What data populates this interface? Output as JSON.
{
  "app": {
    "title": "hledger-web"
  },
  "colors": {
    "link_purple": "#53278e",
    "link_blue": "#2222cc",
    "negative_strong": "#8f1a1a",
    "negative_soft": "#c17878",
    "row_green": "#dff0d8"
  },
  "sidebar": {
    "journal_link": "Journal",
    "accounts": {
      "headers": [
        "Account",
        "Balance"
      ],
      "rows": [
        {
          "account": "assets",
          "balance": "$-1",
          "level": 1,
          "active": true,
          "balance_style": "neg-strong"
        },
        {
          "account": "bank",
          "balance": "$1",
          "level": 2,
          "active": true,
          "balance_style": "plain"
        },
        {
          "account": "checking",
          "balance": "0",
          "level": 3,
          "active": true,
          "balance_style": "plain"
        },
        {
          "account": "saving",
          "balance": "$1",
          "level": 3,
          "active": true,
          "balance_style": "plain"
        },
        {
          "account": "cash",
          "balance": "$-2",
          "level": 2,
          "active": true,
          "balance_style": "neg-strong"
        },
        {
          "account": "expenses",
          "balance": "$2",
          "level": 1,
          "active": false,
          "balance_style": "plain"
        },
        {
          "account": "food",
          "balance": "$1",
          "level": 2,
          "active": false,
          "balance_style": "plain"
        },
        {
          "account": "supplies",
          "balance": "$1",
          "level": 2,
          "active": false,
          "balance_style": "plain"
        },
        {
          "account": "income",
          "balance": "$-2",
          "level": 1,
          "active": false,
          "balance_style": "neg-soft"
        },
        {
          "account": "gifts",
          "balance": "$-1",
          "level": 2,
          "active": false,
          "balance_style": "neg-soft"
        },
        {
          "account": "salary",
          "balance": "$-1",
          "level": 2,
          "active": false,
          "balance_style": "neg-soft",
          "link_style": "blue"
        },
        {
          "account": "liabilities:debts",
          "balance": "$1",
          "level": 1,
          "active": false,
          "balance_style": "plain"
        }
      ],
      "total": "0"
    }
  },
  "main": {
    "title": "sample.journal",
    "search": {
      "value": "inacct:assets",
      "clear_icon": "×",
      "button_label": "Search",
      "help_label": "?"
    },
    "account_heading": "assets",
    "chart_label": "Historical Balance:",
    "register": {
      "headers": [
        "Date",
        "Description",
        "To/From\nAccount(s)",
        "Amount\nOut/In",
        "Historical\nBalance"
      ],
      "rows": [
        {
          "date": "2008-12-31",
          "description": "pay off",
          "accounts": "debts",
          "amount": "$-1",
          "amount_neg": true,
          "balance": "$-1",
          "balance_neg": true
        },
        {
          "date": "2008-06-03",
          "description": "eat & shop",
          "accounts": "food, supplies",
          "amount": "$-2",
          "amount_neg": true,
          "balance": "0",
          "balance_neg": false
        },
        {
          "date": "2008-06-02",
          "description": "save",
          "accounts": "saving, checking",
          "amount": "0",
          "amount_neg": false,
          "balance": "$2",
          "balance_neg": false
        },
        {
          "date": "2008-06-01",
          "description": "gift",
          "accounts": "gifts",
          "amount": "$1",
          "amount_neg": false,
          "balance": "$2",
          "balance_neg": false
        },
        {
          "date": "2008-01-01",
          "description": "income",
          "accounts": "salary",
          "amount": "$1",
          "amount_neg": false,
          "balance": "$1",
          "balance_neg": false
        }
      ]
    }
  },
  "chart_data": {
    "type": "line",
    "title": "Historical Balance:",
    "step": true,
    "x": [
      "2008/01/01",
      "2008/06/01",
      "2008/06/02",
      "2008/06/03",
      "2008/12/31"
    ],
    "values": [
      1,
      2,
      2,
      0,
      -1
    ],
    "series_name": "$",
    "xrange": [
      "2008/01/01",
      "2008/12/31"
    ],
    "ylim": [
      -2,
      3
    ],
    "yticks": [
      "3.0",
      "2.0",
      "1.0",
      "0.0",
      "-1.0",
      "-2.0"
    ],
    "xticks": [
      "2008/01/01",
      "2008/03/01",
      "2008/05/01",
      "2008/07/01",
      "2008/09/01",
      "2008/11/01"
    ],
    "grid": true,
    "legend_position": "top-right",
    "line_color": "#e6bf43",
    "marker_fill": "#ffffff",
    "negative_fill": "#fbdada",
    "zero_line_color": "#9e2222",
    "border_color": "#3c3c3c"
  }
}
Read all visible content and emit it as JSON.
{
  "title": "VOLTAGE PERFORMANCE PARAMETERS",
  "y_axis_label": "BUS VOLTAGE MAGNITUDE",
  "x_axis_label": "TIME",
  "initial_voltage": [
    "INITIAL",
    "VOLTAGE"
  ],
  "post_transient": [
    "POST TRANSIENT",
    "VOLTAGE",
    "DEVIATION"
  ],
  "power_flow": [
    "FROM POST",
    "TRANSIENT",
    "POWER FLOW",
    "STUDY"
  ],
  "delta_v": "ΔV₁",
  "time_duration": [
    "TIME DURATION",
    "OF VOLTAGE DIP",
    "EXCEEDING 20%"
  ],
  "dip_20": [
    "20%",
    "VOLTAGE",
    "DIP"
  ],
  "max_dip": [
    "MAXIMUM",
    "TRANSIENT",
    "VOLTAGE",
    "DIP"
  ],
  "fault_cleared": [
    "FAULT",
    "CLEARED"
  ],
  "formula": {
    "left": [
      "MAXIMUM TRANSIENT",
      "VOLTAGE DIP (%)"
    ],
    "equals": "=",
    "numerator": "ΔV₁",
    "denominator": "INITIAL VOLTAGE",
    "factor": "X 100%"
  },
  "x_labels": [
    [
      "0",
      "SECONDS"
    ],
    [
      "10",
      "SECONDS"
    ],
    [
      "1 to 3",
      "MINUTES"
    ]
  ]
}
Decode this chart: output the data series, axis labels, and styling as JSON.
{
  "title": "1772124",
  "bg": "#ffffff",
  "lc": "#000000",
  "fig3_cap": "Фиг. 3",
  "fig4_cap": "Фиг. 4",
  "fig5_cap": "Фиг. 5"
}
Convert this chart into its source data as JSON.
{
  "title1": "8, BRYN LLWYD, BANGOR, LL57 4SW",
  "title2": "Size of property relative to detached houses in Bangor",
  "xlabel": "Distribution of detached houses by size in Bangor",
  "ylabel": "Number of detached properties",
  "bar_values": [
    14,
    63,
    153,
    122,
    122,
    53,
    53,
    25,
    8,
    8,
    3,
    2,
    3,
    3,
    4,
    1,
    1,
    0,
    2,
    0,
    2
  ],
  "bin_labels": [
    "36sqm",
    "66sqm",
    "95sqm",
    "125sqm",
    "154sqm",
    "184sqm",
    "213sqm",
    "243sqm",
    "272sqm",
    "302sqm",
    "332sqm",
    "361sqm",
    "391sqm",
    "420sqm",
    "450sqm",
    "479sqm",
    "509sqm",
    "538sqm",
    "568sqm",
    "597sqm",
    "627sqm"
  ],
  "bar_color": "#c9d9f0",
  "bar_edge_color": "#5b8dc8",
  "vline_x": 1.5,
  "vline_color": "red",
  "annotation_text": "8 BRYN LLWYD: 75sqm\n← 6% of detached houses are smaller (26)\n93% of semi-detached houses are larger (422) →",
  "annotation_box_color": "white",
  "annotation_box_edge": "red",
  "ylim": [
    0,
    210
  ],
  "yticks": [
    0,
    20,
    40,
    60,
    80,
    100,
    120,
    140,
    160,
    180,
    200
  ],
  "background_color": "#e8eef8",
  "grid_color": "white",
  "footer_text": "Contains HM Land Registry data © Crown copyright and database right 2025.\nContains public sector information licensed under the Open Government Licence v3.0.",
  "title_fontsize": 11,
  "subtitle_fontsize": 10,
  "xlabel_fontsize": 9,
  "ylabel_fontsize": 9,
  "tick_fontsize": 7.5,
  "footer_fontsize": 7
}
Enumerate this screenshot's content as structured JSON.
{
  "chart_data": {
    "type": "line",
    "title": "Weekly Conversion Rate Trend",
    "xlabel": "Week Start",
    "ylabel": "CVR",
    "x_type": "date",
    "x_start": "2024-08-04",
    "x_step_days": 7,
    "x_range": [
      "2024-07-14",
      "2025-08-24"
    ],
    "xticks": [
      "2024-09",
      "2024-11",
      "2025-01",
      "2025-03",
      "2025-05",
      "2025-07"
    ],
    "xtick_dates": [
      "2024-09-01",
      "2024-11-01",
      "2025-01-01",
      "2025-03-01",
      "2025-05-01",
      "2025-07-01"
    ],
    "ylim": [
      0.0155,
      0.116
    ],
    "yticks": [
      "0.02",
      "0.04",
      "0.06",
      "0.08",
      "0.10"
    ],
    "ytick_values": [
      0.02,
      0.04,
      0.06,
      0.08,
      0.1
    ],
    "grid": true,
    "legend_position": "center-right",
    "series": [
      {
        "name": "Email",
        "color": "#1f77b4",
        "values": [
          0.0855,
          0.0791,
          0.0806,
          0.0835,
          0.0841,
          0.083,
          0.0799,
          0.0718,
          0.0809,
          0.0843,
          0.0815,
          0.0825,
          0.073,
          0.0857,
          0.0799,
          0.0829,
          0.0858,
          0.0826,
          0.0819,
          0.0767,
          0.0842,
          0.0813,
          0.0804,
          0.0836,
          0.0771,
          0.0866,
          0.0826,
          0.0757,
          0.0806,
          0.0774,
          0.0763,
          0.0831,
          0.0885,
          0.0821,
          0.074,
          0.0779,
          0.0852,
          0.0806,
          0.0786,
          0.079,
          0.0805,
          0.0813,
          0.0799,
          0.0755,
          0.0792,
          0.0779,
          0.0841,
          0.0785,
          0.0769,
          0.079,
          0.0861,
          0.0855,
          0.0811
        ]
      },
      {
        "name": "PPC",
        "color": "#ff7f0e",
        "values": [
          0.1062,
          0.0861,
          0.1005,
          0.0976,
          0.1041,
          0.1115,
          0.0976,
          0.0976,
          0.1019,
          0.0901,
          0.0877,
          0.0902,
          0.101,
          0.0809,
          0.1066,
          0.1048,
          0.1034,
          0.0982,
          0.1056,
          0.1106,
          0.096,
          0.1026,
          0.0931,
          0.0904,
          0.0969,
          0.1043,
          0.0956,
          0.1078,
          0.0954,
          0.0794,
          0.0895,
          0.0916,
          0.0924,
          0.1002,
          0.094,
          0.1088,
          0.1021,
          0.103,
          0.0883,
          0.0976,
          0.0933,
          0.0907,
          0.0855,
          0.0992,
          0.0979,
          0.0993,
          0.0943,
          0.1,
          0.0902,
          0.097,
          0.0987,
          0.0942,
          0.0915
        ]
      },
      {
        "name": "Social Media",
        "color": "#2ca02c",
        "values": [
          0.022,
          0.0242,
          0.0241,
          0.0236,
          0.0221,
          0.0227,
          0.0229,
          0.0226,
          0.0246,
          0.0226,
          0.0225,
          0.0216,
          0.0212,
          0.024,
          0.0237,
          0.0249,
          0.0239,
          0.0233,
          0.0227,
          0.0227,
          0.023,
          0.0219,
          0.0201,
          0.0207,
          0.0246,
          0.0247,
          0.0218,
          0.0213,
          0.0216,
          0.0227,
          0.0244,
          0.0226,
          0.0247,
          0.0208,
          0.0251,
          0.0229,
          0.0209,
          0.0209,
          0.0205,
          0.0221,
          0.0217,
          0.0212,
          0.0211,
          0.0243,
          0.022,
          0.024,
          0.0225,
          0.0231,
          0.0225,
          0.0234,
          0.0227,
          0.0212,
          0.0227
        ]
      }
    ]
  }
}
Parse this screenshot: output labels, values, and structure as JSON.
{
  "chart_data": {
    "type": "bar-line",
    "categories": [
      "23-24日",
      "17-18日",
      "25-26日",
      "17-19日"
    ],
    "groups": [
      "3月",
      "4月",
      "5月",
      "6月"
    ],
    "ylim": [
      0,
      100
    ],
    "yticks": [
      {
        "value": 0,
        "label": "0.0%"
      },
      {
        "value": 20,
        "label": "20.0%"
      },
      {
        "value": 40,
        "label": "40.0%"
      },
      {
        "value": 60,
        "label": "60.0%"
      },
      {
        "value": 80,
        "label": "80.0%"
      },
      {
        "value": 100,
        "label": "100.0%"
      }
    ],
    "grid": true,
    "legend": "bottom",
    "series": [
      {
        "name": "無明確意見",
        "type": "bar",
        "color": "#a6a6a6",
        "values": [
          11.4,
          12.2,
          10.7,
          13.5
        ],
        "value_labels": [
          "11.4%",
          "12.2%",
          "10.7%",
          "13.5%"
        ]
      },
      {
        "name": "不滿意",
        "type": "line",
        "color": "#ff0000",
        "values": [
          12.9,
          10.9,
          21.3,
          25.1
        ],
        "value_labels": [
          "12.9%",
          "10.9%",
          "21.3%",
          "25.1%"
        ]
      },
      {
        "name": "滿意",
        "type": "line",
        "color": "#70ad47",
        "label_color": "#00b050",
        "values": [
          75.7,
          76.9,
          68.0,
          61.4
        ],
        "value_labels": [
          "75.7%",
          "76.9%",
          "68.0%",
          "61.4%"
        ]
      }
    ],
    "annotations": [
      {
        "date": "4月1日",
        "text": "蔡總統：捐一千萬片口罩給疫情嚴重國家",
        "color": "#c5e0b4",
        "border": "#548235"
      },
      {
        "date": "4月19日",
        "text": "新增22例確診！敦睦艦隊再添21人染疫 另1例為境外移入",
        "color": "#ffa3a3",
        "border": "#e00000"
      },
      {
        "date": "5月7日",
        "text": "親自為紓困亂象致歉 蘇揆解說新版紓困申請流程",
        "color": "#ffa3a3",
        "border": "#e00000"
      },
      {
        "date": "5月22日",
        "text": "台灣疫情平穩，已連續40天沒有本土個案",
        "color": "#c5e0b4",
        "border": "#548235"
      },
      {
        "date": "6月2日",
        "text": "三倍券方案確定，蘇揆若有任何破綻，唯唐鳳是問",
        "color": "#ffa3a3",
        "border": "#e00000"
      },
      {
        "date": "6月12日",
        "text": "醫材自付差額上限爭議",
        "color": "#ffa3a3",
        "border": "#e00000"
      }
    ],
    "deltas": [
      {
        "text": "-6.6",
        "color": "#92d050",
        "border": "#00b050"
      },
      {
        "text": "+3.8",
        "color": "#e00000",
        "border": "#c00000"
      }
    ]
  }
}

> What you need to do
Search the listing for the string "LLWYD". Copy each line where it turns up.

> Task result
  "title1": "8, BRYN LLWYD, BANGOR, LL57 4SW",
  "annotation_text": "8 BRYN LLWYD: 75sqm\n← 6% of detached houses are smaller (26)\n93% of semi-detached houses are larger (422) →",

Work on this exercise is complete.